▶ **Aim**
In the copy, keep every record exact and leave out all images.

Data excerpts

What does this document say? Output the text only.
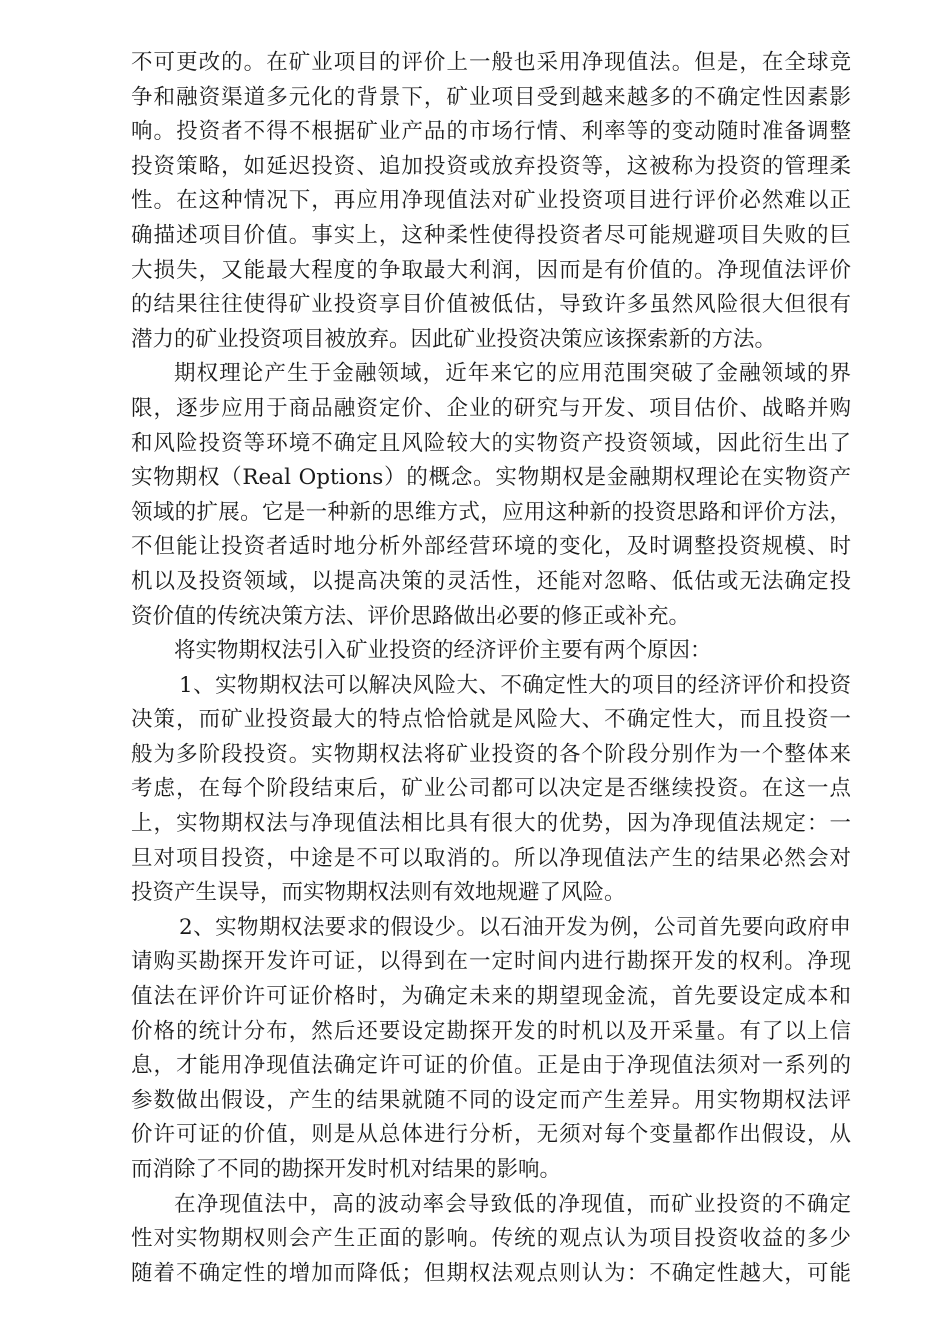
不可更改的。在矿业项目的评价上一般也采用净现值法。但是，在全球竞
争和融资渠道多元化的背景下，矿业项目受到越来越多的不确定性因素影
响。投资者不得不根据矿业产品的市场行情、利率等的变动随时准备调整
投资策略，如延迟投资、追加投资或放弃投资等，这被称为投资的管理柔
性。在这种情况下，再应用净现值法对矿业投资项目进行评价必然难以正
确描述项目价值。事实上，这种柔性使得投资者尽可能规避项目失败的巨
大损失，又能最大程度的争取最大利润，因而是有价值的。净现值法评价
的结果往往使得矿业投资享目价值被低估，导致许多虽然风险很大但很有
潜力的矿业投资项目被放弃。因此矿业投资决策应该探索新的方法。
期权理论产生于金融领域，近年来它的应用范围突破了金融领域的界
限，逐步应用于商品融资定价、企业的研究与开发、项目估价、战略并购
和风险投资等环境不确定且风险较大的实物资产投资领域，因此衍生出了
实物期权（Real Options）的概念。实物期权是金融期权理论在实物资产
领域的扩展。它是一种新的思维方式，应用这种新的投资思路和评价方法，
不但能让投资者适时地分析外部经营环境的变化，及时调整投资规模、时
机以及投资领域，以提高决策的灵活性，还能对忽略、低估或无法确定投
资价值的传统决策方法、评价思路做出必要的修正或补充。
将实物期权法引入矿业投资的经济评价主要有两个原因：
1、实物期权法可以解决风险大、不确定性大的项目的经济评价和投资
决策，而矿业投资最大的特点恰恰就是风险大、不确定性大，而且投资一
般为多阶段投资。实物期权法将矿业投资的各个阶段分别作为一个整体来
考虑，在每个阶段结束后，矿业公司都可以决定是否继续投资。在这一点
上，实物期权法与净现值法相比具有很大的优势，因为净现值法规定：一
旦对项目投资，中途是不可以取消的。所以净现值法产生的结果必然会对
投资产生误导，而实物期权法则有效地规避了风险。
2、实物期权法要求的假设少。以石油开发为例，公司首先要向政府申
请购买勘探开发许可证，以得到在一定时间内进行勘探开发的权利。净现
值法在评价许可证价格时，为确定未来的期望现金流，首先要设定成本和
价格的统计分布，然后还要设定勘探开发的时机以及开采量。有了以上信
息，才能用净现值法确定许可证的价值。正是由于净现值法须对一系列的
参数做出假设，产生的结果就随不同的设定而产生差异。用实物期权法评
价许可证的价值，则是从总体进行分析，无须对每个变量都作出假设，从
而消除了不同的勘探开发时机对结果的影响。
在净现值法中，高的波动率会导致低的净现值，而矿业投资的不确定
性对实物期权则会产生正面的影响。传统的观点认为项目投资收益的多少
随着不确定性的增加而降低；但期权法观点则认为：不确定性越大，可能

▶ **Exercise output**
What does this document say? Output the text only.
不可更改的。在矿业项目的评价上一般也采用净现值法。但是，在全球竞
争和融资渠道多元化的背景下，矿业项目受到越来越多的不确定性因素影
响。投资者不得不根据矿业产品的市场行情、利率等的变动随时准备调整
投资策略，如延迟投资、追加投资或放弃投资等，这被称为投资的管理柔
性。在这种情况下，再应用净现值法对矿业投资项目进行评价必然难以正
确描述项目价值。事实上，这种柔性使得投资者尽可能规避项目失败的巨
大损失，又能最大程度的争取最大利润，因而是有价值的。净现值法评价
的结果往往使得矿业投资享目价值被低估，导致许多虽然风险很大但很有
潜力的矿业投资项目被放弃。因此矿业投资决策应该探索新的方法。
期权理论产生于金融领域，近年来它的应用范围突破了金融领域的界
限，逐步应用于商品融资定价、企业的研究与开发、项目估价、战略并购
和风险投资等环境不确定且风险较大的实物资产投资领域，因此衍生出了
实物期权（Real Options）的概念。实物期权是金融期权理论在实物资产
领域的扩展。它是一种新的思维方式，应用这种新的投资思路和评价方法，
不但能让投资者适时地分析外部经营环境的变化，及时调整投资规模、时
机以及投资领域，以提高决策的灵活性，还能对忽略、低估或无法确定投
资价值的传统决策方法、评价思路做出必要的修正或补充。
将实物期权法引入矿业投资的经济评价主要有两个原因：
1、实物期权法可以解决风险大、不确定性大的项目的经济评价和投资
决策，而矿业投资最大的特点恰恰就是风险大、不确定性大，而且投资一
般为多阶段投资。实物期权法将矿业投资的各个阶段分别作为一个整体来
考虑，在每个阶段结束后，矿业公司都可以决定是否继续投资。在这一点
上，实物期权法与净现值法相比具有很大的优势，因为净现值法规定：一
旦对项目投资，中途是不可以取消的。所以净现值法产生的结果必然会对
投资产生误导，而实物期权法则有效地规避了风险。
2、实物期权法要求的假设少。以石油开发为例，公司首先要向政府申
请购买勘探开发许可证，以得到在一定时间内进行勘探开发的权利。净现
值法在评价许可证价格时，为确定未来的期望现金流，首先要设定成本和
价格的统计分布，然后还要设定勘探开发的时机以及开采量。有了以上信
息，才能用净现值法确定许可证的价值。正是由于净现值法须对一系列的
参数做出假设，产生的结果就随不同的设定而产生差异。用实物期权法评
价许可证的价值，则是从总体进行分析，无须对每个变量都作出假设，从
而消除了不同的勘探开发时机对结果的影响。
在净现值法中，高的波动率会导致低的净现值，而矿业投资的不确定
性对实物期权则会产生正面的影响。传统的观点认为项目投资收益的多少
随着不确定性的增加而降低；但期权法观点则认为：不确定性越大，可能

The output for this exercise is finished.